| DATA TO USE |
___

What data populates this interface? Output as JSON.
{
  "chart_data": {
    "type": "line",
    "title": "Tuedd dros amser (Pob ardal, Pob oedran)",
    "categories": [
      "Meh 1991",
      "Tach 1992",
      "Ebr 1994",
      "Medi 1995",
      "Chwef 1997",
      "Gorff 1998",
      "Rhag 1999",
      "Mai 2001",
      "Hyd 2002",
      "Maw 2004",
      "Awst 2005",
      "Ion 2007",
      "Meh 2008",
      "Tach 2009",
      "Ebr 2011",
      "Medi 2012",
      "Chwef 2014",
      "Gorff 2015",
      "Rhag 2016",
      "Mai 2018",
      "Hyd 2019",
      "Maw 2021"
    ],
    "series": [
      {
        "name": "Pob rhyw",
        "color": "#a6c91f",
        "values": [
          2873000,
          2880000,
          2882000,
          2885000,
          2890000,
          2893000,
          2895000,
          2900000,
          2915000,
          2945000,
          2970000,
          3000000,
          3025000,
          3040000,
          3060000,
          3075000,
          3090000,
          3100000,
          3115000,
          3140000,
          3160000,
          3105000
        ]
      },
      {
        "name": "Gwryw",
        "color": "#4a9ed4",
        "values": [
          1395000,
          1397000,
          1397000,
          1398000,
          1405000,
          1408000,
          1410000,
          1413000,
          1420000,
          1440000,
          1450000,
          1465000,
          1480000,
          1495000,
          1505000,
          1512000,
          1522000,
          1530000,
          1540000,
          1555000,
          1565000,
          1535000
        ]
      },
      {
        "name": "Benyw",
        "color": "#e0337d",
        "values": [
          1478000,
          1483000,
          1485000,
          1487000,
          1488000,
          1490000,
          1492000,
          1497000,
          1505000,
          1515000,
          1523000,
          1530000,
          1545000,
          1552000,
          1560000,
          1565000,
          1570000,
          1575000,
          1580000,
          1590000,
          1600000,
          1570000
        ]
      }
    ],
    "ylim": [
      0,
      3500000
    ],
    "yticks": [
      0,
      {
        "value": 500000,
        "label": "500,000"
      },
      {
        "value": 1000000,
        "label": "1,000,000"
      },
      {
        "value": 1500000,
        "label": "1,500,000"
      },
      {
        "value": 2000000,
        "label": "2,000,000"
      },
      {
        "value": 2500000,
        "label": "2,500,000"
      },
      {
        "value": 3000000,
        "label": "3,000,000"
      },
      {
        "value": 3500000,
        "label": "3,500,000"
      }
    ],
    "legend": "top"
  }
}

___

| TASK DIRECTIONS |
Check every line in the material above for the string "label", then give only the number of lines that have it.

| EXPECTED ANSWER |
7